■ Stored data
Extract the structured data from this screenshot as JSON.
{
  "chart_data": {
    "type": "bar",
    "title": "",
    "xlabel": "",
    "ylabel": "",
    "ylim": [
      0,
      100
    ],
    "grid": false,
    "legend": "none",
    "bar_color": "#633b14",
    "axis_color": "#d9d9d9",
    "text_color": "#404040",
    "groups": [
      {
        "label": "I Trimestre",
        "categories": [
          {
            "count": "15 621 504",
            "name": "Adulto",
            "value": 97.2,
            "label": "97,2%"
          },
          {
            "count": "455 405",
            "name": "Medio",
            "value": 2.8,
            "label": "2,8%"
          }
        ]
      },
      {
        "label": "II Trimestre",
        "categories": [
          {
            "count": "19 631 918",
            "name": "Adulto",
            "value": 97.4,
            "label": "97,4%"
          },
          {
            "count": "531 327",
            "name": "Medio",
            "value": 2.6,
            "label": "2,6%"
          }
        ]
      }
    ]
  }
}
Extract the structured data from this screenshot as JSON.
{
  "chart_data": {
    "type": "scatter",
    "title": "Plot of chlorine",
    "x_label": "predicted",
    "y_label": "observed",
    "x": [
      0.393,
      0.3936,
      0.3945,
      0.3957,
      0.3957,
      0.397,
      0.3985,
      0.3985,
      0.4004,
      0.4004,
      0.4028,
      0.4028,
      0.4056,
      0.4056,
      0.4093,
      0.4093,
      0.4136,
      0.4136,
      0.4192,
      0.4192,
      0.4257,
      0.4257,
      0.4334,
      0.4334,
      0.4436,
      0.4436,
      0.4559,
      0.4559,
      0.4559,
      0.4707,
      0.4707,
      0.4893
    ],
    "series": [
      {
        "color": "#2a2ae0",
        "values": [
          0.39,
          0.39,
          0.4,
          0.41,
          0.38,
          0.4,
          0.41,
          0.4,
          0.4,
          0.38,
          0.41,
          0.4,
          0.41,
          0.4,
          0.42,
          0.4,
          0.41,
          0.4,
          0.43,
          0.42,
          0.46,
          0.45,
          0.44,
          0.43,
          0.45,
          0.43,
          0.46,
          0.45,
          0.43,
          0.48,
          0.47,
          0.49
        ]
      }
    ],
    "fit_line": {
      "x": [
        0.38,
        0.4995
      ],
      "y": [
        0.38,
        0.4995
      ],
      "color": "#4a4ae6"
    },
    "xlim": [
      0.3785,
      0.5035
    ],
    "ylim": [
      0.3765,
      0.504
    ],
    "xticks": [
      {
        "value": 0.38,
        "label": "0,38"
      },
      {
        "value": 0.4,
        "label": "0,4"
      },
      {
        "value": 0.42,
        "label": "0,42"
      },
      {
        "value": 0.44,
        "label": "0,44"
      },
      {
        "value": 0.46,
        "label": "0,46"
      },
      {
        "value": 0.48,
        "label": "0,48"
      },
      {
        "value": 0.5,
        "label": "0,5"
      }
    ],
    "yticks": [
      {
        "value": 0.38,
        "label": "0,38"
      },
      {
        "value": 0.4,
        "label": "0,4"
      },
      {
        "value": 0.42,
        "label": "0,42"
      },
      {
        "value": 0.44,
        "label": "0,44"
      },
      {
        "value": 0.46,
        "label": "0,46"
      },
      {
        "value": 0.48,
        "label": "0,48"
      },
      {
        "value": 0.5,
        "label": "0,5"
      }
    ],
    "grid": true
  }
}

■ Directive
Return the listing above in its exact form.

■ Correct result
Extract the structured data from this screenshot as JSON.
{
  "chart_data": {
    "type": "bar",
    "title": "",
    "xlabel": "",
    "ylabel": "",
    "ylim": [
      0,
      100
    ],
    "grid": false,
    "legend": "none",
    "bar_color": "#633b14",
    "axis_color": "#d9d9d9",
    "text_color": "#404040",
    "groups": [
      {
        "label": "I Trimestre",
        "categories": [
          {
            "count": "15 621 504",
            "name": "Adulto",
            "value": 97.2,
            "label": "97,2%"
          },
          {
            "count": "455 405",
            "name": "Medio",
            "value": 2.8,
            "label": "2,8%"
          }
        ]
      },
      {
        "label": "II Trimestre",
        "categories": [
          {
            "count": "19 631 918",
            "name": "Adulto",
            "value": 97.4,
            "label": "97,4%"
          },
          {
            "count": "531 327",
            "name": "Medio",
            "value": 2.6,
            "label": "2,6%"
          }
        ]
      }
    ]
  }
}
Extract the structured data from this screenshot as JSON.
{
  "chart_data": {
    "type": "scatter",
    "title": "Plot of chlorine",
    "x_label": "predicted",
    "y_label": "observed",
    "x": [
      0.393,
      0.3936,
      0.3945,
      0.3957,
      0.3957,
      0.397,
      0.3985,
      0.3985,
      0.4004,
      0.4004,
      0.4028,
      0.4028,
      0.4056,
      0.4056,
      0.4093,
      0.4093,
      0.4136,
      0.4136,
      0.4192,
      0.4192,
      0.4257,
      0.4257,
      0.4334,
      0.4334,
      0.4436,
      0.4436,
      0.4559,
      0.4559,
      0.4559,
      0.4707,
      0.4707,
      0.4893
    ],
    "series": [
      {
        "color": "#2a2ae0",
        "values": [
          0.39,
          0.39,
          0.4,
          0.41,
          0.38,
          0.4,
          0.41,
          0.4,
          0.4,
          0.38,
          0.41,
          0.4,
          0.41,
          0.4,
          0.42,
          0.4,
          0.41,
          0.4,
          0.43,
          0.42,
          0.46,
          0.45,
          0.44,
          0.43,
          0.45,
          0.43,
          0.46,
          0.45,
          0.43,
          0.48,
          0.47,
          0.49
        ]
      }
    ],
    "fit_line": {
      "x": [
        0.38,
        0.4995
      ],
      "y": [
        0.38,
        0.4995
      ],
      "color": "#4a4ae6"
    },
    "xlim": [
      0.3785,
      0.5035
    ],
    "ylim": [
      0.3765,
      0.504
    ],
    "xticks": [
      {
        "value": 0.38,
        "label": "0,38"
      },
      {
        "value": 0.4,
        "label": "0,4"
      },
      {
        "value": 0.42,
        "label": "0,42"
      },
      {
        "value": 0.44,
        "label": "0,44"
      },
      {
        "value": 0.46,
        "label": "0,46"
      },
      {
        "value": 0.48,
        "label": "0,48"
      },
      {
        "value": 0.5,
        "label": "0,5"
      }
    ],
    "yticks": [
      {
        "value": 0.38,
        "label": "0,38"
      },
      {
        "value": 0.4,
        "label": "0,4"
      },
      {
        "value": 0.42,
        "label": "0,42"
      },
      {
        "value": 0.44,
        "label": "0,44"
      },
      {
        "value": 0.46,
        "label": "0,46"
      },
      {
        "value": 0.48,
        "label": "0,48"
      },
      {
        "value": 0.5,
        "label": "0,5"
      }
    ],
    "grid": true
  }
}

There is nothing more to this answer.